Keep only the lines where "that" appears.

- **Provided records**:
···
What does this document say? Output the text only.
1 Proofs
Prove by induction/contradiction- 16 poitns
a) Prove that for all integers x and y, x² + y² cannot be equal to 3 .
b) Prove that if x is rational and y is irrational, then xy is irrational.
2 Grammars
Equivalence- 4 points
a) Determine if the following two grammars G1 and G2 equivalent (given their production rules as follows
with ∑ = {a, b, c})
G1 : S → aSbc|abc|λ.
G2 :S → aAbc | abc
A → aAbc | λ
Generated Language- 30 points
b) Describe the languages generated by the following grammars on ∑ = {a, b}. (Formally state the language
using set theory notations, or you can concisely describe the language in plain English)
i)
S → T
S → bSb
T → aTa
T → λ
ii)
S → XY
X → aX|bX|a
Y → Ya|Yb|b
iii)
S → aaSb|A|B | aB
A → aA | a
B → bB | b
···
- **Exercise answer**:
a) Prove that for all integers x and y, x² + y² cannot be equal to 3 .
b) Prove that if x is rational and y is irrational, then xy is irrational.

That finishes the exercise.